Task prompt: Check each line of the records below and collect those that include the word "enctype".

━━ Available data ━━

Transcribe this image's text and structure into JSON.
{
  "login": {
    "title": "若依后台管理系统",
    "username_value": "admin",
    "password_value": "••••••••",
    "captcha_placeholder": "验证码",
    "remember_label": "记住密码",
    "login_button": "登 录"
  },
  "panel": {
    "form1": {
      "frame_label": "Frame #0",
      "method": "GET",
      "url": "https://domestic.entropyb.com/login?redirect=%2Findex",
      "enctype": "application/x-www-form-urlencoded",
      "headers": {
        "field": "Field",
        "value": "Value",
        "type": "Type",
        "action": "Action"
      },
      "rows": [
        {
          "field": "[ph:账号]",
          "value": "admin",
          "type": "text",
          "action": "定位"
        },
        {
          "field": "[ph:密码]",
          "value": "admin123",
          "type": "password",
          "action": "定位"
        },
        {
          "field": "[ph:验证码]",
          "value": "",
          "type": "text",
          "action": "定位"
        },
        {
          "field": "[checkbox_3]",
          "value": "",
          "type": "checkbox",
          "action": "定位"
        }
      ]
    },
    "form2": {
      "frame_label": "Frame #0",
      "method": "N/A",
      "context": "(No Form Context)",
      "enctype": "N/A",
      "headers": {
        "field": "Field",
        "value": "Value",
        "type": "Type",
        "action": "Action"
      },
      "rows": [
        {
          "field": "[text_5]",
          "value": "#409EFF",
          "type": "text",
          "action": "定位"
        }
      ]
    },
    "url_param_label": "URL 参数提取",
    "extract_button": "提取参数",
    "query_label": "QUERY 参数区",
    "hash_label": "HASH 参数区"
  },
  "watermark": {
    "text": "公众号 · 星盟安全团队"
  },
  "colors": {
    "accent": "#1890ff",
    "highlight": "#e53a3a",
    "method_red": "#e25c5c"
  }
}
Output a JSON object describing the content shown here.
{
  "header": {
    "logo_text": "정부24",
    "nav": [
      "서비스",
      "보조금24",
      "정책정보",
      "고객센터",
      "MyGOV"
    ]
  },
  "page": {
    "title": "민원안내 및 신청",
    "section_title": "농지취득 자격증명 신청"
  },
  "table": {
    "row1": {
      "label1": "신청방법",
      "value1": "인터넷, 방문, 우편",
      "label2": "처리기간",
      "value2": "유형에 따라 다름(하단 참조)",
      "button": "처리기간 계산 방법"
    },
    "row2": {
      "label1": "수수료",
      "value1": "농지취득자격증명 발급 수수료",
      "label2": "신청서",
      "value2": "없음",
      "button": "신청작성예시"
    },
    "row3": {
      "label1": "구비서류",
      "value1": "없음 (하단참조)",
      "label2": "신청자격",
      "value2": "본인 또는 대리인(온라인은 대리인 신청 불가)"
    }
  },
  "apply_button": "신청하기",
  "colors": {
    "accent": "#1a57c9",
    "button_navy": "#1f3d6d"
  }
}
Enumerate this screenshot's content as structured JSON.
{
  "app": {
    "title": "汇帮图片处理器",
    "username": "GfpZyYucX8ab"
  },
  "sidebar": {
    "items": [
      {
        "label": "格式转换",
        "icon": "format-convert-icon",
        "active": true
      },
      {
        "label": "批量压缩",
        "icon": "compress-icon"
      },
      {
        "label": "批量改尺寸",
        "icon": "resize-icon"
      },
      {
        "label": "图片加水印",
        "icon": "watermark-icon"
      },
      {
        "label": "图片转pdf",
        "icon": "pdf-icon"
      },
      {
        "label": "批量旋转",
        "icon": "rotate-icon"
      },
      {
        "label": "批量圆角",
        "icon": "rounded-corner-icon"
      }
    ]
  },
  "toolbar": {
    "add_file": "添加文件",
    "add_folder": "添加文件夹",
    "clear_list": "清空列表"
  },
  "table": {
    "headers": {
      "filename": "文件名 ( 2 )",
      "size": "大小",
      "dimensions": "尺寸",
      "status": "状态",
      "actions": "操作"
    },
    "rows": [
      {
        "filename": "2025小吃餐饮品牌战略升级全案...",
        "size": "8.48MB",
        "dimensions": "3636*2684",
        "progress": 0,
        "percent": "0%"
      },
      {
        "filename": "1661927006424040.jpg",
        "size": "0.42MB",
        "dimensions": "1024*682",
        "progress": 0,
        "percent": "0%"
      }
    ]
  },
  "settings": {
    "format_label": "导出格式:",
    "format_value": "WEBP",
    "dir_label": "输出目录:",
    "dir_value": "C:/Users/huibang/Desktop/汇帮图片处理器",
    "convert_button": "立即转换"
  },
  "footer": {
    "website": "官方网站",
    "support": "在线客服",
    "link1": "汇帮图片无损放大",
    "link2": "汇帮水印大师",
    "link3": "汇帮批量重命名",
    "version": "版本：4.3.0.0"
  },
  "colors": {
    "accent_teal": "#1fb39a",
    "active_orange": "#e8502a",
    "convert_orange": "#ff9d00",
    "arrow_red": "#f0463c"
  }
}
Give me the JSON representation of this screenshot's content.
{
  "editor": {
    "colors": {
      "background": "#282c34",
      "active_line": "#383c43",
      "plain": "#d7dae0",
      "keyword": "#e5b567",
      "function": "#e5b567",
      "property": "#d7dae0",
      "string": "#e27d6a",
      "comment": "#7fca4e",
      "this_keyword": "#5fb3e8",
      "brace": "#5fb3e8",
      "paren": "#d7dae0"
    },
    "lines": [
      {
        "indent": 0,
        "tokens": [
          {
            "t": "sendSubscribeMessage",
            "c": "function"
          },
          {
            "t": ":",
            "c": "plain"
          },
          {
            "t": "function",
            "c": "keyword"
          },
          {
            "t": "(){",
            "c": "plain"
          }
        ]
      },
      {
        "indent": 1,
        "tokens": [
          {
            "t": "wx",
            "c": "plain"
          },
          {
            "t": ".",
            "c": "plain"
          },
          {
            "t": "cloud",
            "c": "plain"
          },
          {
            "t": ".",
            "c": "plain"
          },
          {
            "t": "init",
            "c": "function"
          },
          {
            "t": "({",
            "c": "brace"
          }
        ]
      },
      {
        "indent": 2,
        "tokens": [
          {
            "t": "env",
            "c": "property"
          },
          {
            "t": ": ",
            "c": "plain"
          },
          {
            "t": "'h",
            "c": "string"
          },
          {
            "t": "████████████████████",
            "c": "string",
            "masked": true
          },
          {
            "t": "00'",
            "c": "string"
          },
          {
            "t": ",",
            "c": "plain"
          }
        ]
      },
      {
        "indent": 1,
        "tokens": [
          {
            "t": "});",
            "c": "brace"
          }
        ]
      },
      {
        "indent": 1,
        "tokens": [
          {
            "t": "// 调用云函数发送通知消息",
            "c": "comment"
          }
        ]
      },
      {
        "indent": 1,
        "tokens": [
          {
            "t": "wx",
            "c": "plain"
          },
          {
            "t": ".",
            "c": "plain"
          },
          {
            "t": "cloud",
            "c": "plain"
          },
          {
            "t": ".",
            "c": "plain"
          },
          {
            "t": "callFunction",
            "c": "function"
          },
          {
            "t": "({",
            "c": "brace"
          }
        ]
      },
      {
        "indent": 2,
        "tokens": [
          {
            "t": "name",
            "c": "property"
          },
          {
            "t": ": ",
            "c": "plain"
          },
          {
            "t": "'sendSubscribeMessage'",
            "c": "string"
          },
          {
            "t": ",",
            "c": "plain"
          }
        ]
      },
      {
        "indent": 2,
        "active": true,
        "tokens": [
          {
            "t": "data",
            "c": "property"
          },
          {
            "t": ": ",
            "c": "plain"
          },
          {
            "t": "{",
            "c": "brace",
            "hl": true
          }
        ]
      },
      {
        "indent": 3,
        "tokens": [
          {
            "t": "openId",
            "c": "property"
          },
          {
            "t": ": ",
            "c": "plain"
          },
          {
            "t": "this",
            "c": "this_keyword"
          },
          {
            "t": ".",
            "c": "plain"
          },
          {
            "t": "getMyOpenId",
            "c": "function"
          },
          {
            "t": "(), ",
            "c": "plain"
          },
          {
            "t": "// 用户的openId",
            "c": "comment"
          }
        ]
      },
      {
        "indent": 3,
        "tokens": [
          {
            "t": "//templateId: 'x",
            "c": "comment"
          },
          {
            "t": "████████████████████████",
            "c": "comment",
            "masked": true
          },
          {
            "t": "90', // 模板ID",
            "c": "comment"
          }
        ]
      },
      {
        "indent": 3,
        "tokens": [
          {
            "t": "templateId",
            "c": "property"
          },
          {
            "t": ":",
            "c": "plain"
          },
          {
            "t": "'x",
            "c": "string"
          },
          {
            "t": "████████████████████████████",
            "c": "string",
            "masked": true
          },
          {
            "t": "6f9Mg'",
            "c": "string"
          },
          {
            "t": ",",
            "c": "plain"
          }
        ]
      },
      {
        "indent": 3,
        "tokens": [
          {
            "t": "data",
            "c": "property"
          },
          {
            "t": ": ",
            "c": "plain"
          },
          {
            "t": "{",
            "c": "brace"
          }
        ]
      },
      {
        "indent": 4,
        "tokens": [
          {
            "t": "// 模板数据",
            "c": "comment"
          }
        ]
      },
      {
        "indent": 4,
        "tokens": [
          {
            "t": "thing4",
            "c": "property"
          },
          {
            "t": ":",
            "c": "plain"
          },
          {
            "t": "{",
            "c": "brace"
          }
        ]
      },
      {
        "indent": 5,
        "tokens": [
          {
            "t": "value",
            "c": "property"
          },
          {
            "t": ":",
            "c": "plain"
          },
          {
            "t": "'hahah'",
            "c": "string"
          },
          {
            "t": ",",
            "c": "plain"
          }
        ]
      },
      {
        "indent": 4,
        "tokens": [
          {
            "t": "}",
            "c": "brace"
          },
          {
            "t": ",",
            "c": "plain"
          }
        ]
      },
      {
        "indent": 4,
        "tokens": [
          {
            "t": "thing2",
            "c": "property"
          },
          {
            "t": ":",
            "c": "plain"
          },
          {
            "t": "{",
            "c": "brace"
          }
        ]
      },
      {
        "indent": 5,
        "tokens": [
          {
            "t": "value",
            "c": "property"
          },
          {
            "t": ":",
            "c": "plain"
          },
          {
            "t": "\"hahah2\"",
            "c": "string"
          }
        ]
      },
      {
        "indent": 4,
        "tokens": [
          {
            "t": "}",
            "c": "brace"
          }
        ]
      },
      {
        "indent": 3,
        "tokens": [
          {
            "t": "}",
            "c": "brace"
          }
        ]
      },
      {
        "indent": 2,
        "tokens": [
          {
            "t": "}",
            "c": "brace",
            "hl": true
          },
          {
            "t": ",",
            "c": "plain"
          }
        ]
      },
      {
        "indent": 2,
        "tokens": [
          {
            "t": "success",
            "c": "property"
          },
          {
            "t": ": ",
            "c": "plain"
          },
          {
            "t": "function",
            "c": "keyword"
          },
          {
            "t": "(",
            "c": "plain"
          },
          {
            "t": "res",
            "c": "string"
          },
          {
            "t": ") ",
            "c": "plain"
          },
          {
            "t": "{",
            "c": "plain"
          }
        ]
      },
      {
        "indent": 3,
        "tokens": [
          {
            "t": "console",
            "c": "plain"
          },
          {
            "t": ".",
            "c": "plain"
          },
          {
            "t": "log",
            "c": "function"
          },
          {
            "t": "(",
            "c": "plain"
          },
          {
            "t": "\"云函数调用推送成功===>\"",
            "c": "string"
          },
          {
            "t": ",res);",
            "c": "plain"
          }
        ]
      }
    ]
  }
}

━━━

Output below:
      "enctype": "application/x-www-form-urlencoded",
      "enctype": "N/A",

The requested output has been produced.